• **Short task**: Give the number of lines in the data that contain "colombiano", and nothing more.

Records
──────────

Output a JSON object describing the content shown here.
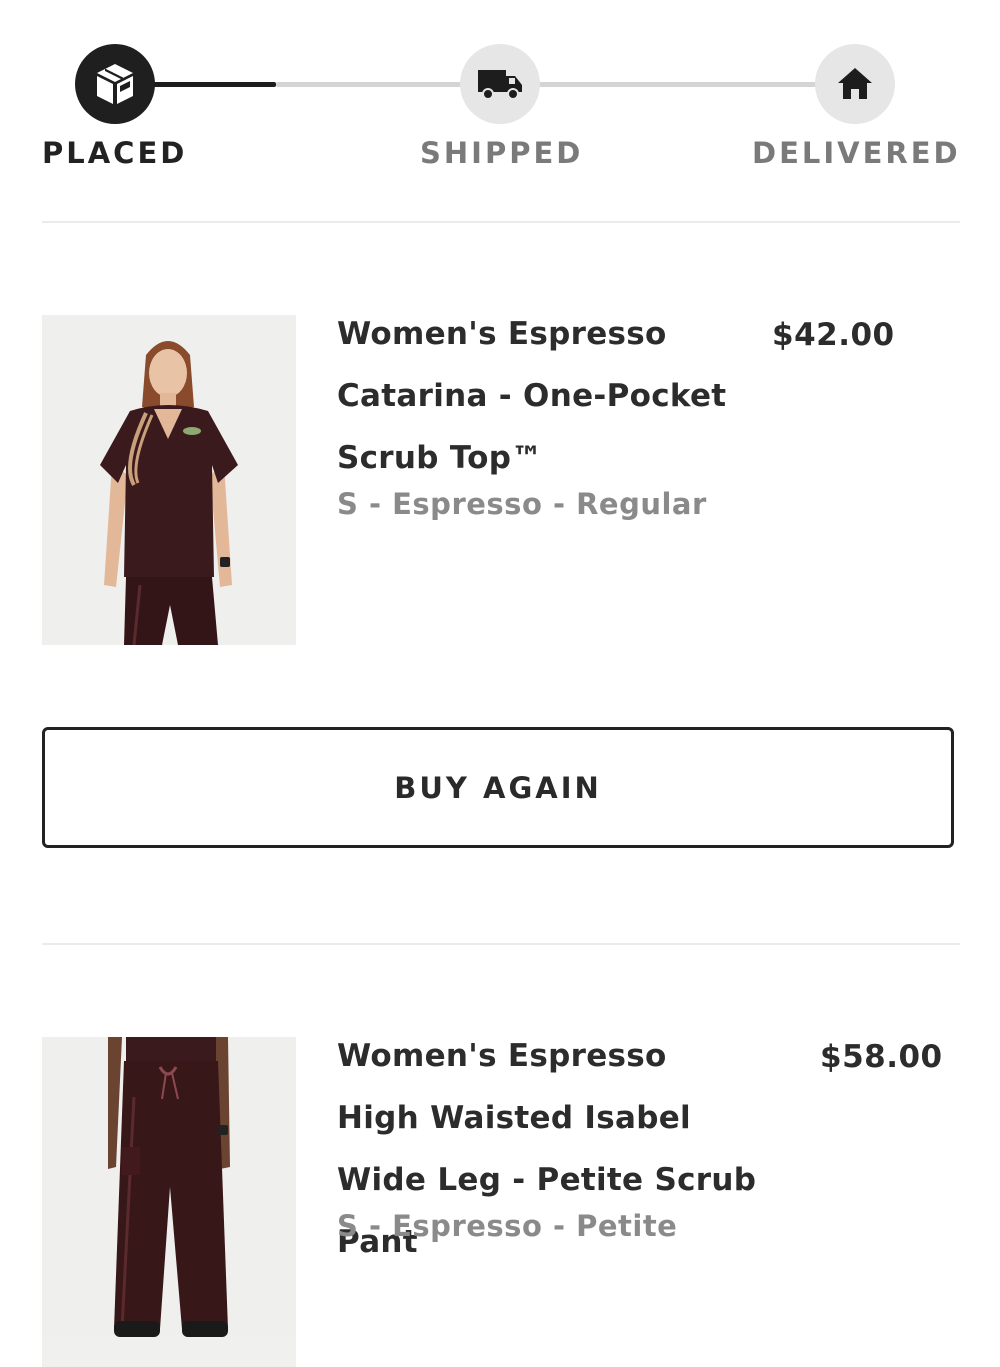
{
  "tracker": {
    "steps": [
      {
        "label": "PLACED",
        "state": "complete",
        "icon": "package-icon"
      },
      {
        "label": "SHIPPED",
        "state": "pending",
        "icon": "truck-icon"
      },
      {
        "label": "DELIVERED",
        "state": "pending",
        "icon": "house-icon"
      }
    ]
  },
  "items": [
    {
      "name": "Women's Espresso Catarina - One-Pocket Scrub Top™",
      "price": "$42.00",
      "variant": "S - Espresso - Regular",
      "image": "product-photo-scrub-top"
    },
    {
      "name": "Women's Espresso High Waisted Isabel Wide Leg - Petite Scrub Pant",
      "price": "$58.00",
      "variant": "S - Espresso - Petite",
      "image": "product-photo-scrub-pant"
    }
  ],
  "actions": {
    "buy_again": "BUY AGAIN"
  },
  "colors": {
    "product": "#3a1a1c",
    "active_step": "#1f1f1f",
    "inactive_step": "#e6e6e6"
  }
}
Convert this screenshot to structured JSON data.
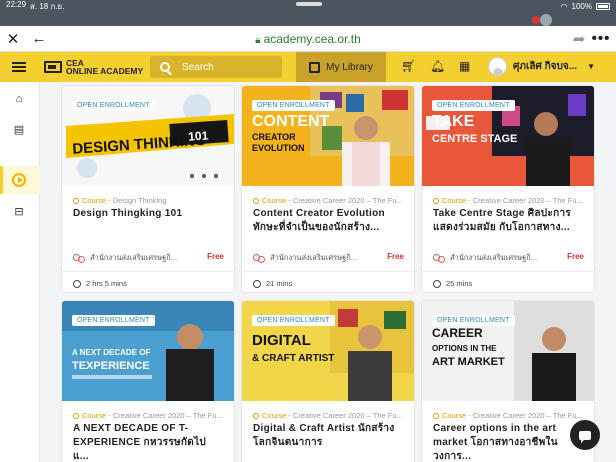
{
  "status": {
    "time": "22:29",
    "date": "ส. 18 ก.ย.",
    "battery": "100%"
  },
  "browser": {
    "url": "academy.cea.or.th"
  },
  "app": {
    "logo_line1": "CEA",
    "logo_line2": "ONLINE ACADEMY",
    "search_placeholder": "Search",
    "my_library": "My Library",
    "user_name": "ศุภเลิศ กิจบจ..."
  },
  "cards": [
    {
      "badge": "OPEN ENROLLMENT",
      "category": "Course",
      "subcategory": " - Design Thinking",
      "title": "Design Thingking 101",
      "provider": "สำนักงานส่งเสริมเศรษฐกิ...",
      "price": "Free",
      "duration": "2 hrs 5 mins",
      "thumb_text": "DESIGN THINKING 101"
    },
    {
      "badge": "OPEN ENROLLMENT",
      "category": "Course",
      "subcategory": " - Creative Career 2020 – The Fu...",
      "title": "Content Creator Evolution ทักษะที่จำเป็นของนักสร้าง...",
      "provider": "สำนักงานส่งเสริมเศรษฐกิ...",
      "price": "Free",
      "duration": "21 mins",
      "thumb_text": "CONTENT CREATOR EVOLUTION"
    },
    {
      "badge": "OPEN ENROLLMENT",
      "category": "Course",
      "subcategory": " - Creative Career 2020 – The Fu...",
      "title": "Take Centre Stage ศิลปะการแสดงร่วมสมัย กับโอกาสทาง...",
      "provider": "สำนักงานส่งเสริมเศรษฐกิ...",
      "price": "Free",
      "duration": "25 mins",
      "thumb_text": "TAKE CENTRE STAGE"
    },
    {
      "badge": "OPEN ENROLLMENT",
      "category": "Course",
      "subcategory": " - Creative Career 2020 – The Fu...",
      "title": "A NEXT DECADE OF T-EXPERIENCE กหวรรษกัดไป แ...",
      "provider": "",
      "price": "",
      "duration": "",
      "thumb_text": "A NEXT DECADE OF TEXPERIENCE"
    },
    {
      "badge": "OPEN ENROLLMENT",
      "category": "Course",
      "subcategory": " - Creative Career 2020 – The Fu...",
      "title": "Digital & Craft Artist นักสร้างโลกจินตนาการ",
      "provider": "",
      "price": "",
      "duration": "",
      "thumb_text": "DIGITAL & CRAFT ARTIST"
    },
    {
      "badge": "OPEN ENROLLMENT",
      "category": "Course",
      "subcategory": " - Creative Career 2020 – The Fu...",
      "title": "Career options in the art market โอกาสทางอาชีพในวงการ...",
      "provider": "",
      "price": "",
      "duration": "",
      "thumb_text": "CAREER OPTIONS IN THE ART MARKET"
    }
  ]
}
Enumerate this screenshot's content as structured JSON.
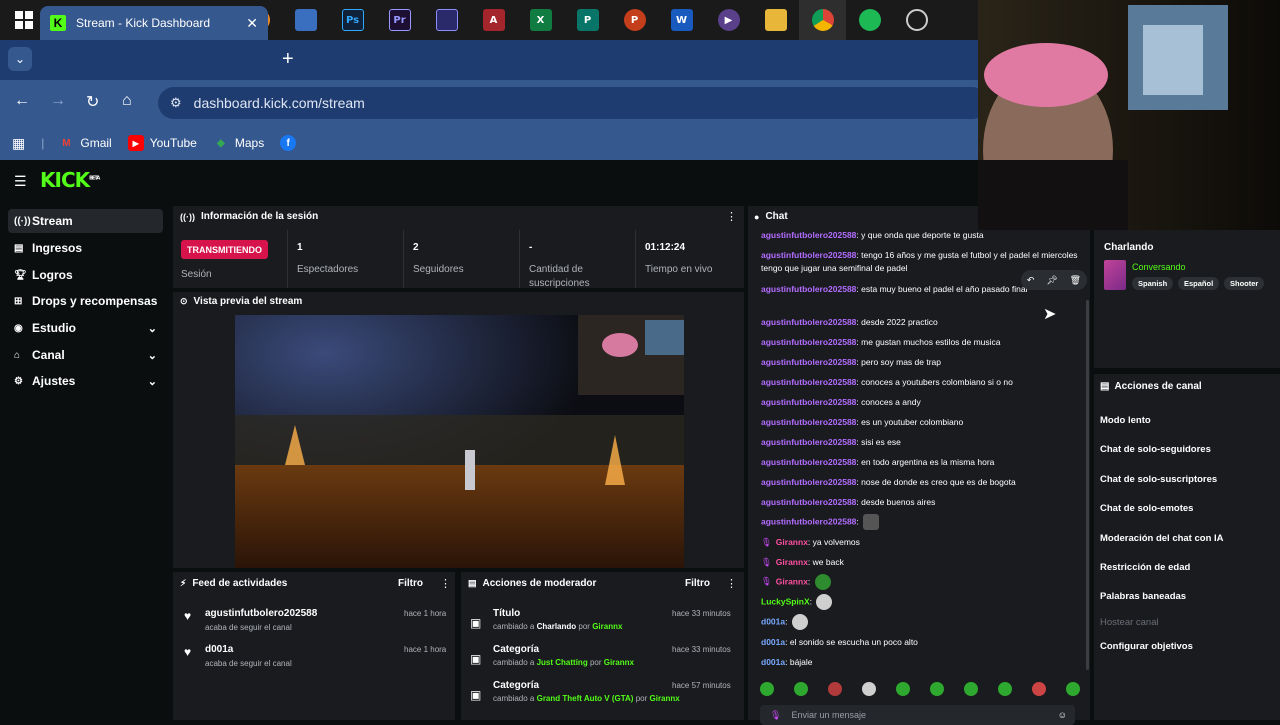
{
  "taskbar": {
    "icons": [
      "windows-icon",
      "search-icon",
      "netflix-icon",
      "after-effects-icon",
      "player-icon",
      "fl-studio-icon",
      "window-icon",
      "photoshop-icon",
      "premiere-icon",
      "capture-icon",
      "access-icon",
      "excel-icon",
      "publisher-icon",
      "powerpoint-icon",
      "word-icon",
      "media-player-icon",
      "file-explorer-icon",
      "chrome-icon",
      "spotify-icon",
      "recorder-icon"
    ]
  },
  "browser": {
    "tab_title": "Stream - Kick Dashboard",
    "url": "dashboard.kick.com/stream",
    "bookmarks": [
      {
        "label": "Gmail",
        "icon": "gmail-icon"
      },
      {
        "label": "YouTube",
        "icon": "youtube-icon"
      },
      {
        "label": "Maps",
        "icon": "maps-icon"
      }
    ]
  },
  "kick": {
    "logo": "KICK",
    "logo_badge": "BETA"
  },
  "sidebar": {
    "items": [
      {
        "label": "Stream",
        "icon": "stream-icon",
        "active": true
      },
      {
        "label": "Ingresos",
        "icon": "income-icon"
      },
      {
        "label": "Logros",
        "icon": "trophy-icon"
      },
      {
        "label": "Drops y recompensas",
        "icon": "drops-icon"
      },
      {
        "label": "Estudio",
        "icon": "studio-icon",
        "expandable": true
      },
      {
        "label": "Canal",
        "icon": "channel-icon",
        "expandable": true
      },
      {
        "label": "Ajustes",
        "icon": "settings-icon",
        "expandable": true
      }
    ]
  },
  "session": {
    "title": "Información de la sesión",
    "live_badge": "TRANSMITIENDO",
    "status_label": "Sesión",
    "stats": [
      {
        "value": "1",
        "label": "Espectadores"
      },
      {
        "value": "2",
        "label": "Seguidores"
      },
      {
        "value": "-",
        "label": "Cantidad de suscripciones"
      },
      {
        "value": "01:12:24",
        "label": "Tiempo en vivo"
      }
    ]
  },
  "preview": {
    "title": "Vista previa del stream"
  },
  "feed": {
    "title": "Feed de actividades",
    "filter": "Filtro",
    "items": [
      {
        "user": "agustinfutbolero202588",
        "sub": "acaba de seguir el canal",
        "time": "hace 1 hora"
      },
      {
        "user": "d001a",
        "sub": "acaba de seguir el canal",
        "time": "hace 1 hora"
      }
    ]
  },
  "mod": {
    "title": "Acciones de moderador",
    "filter": "Filtro",
    "items": [
      {
        "title": "Título",
        "pre": "cambiado a",
        "value": "Charlando",
        "by": "por",
        "user": "Girannx",
        "time": "hace 33 minutos"
      },
      {
        "title": "Categoría",
        "pre": "cambiado a",
        "value": "Just Chatting",
        "by": "por",
        "user": "Girannx",
        "time": "hace 33 minutos"
      },
      {
        "title": "Categoría",
        "pre": "cambiado a",
        "value": "Grand Theft Auto V (GTA)",
        "by": "por",
        "user": "Girannx",
        "time": "hace 57 minutos"
      }
    ]
  },
  "chat": {
    "title": "Chat",
    "input_placeholder": "Enviar un mensaje",
    "messages": [
      {
        "user": "agustinfutbolero202588",
        "text": "y que onda que deporte te gusta"
      },
      {
        "user": "agustinfutbolero202588",
        "text": "tengo 16 años y me gusta el futbol y el padel el miercoles tengo que jugar una semifinal de padel"
      },
      {
        "user": "agustinfutbolero202588",
        "text": "esta muy bueno el padel el año pasado final"
      },
      {
        "user": "agustinfutbolero202588",
        "text": "desde 2022 practico"
      },
      {
        "user": "agustinfutbolero202588",
        "text": "me gustan muchos estilos de musica"
      },
      {
        "user": "agustinfutbolero202588",
        "text": "pero soy mas de trap"
      },
      {
        "user": "agustinfutbolero202588",
        "text": "conoces a youtubers colombiano si o no"
      },
      {
        "user": "agustinfutbolero202588",
        "text": "conoces a andy"
      },
      {
        "user": "agustinfutbolero202588",
        "text": "es un youtuber colombiano"
      },
      {
        "user": "agustinfutbolero202588",
        "text": "sisi es ese"
      },
      {
        "user": "agustinfutbolero202588",
        "text": "en todo argentina es la misma hora"
      },
      {
        "user": "agustinfutbolero202588",
        "text": "nose de donde es creo que es de bogota"
      },
      {
        "user": "agustinfutbolero202588",
        "text": "desde buenos aires"
      },
      {
        "user": "agustinfutbolero202588",
        "text": ""
      },
      {
        "user": "Girannx",
        "text": "ya volvemos"
      },
      {
        "user": "Girannx",
        "text": "we back"
      },
      {
        "user": "Girannx",
        "text": ""
      },
      {
        "user": "LuckySpinX",
        "text": ""
      },
      {
        "user": "d001a",
        "text": ""
      },
      {
        "user": "d001a",
        "text": "el sonido se escucha un poco alto"
      },
      {
        "user": "d001a",
        "text": "bájale"
      }
    ]
  },
  "stream_info": {
    "title": "Charlando",
    "category": "Conversando",
    "tags": [
      "Spanish",
      "Español",
      "Shooter"
    ]
  },
  "channel_actions": {
    "title": "Acciones de canal",
    "items": [
      {
        "label": "Modo lento"
      },
      {
        "label": "Chat de solo-seguidores"
      },
      {
        "label": "Chat de solo-suscriptores"
      },
      {
        "label": "Chat de solo-emotes"
      },
      {
        "label": "Moderación del chat con IA"
      },
      {
        "label": "Restricción de edad"
      },
      {
        "label": "Palabras baneadas"
      },
      {
        "label": "Hostear canal",
        "disabled": true
      },
      {
        "label": "Configurar objetivos"
      }
    ]
  },
  "colors": {
    "kick_green": "#53fc18",
    "live_red": "#d6134b",
    "chat_purple": "#b36dff",
    "panel_bg": "#191b1f",
    "page_bg": "#0b0e0f",
    "chrome_blue": "#35588f"
  }
}
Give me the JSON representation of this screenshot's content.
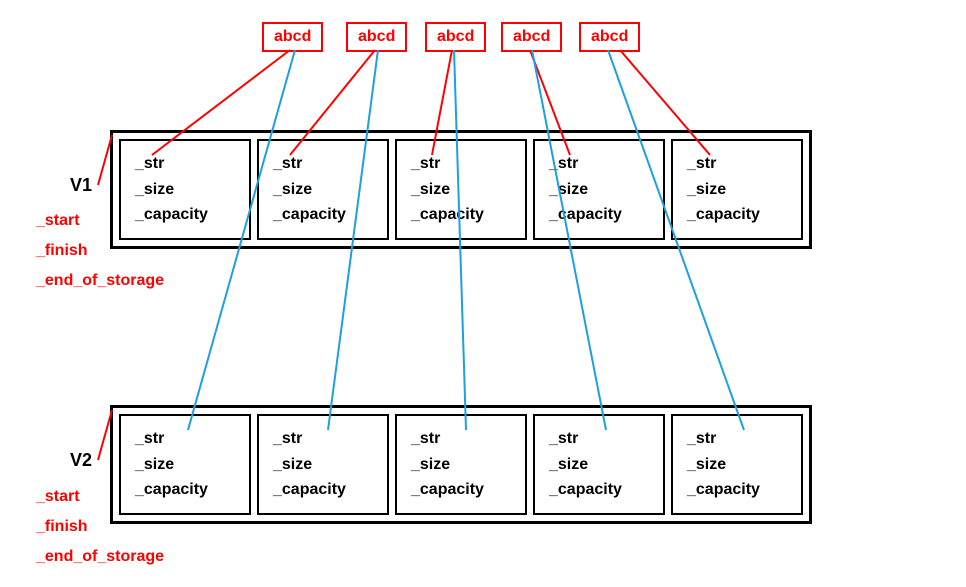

──────────

• **Expected answer**: 2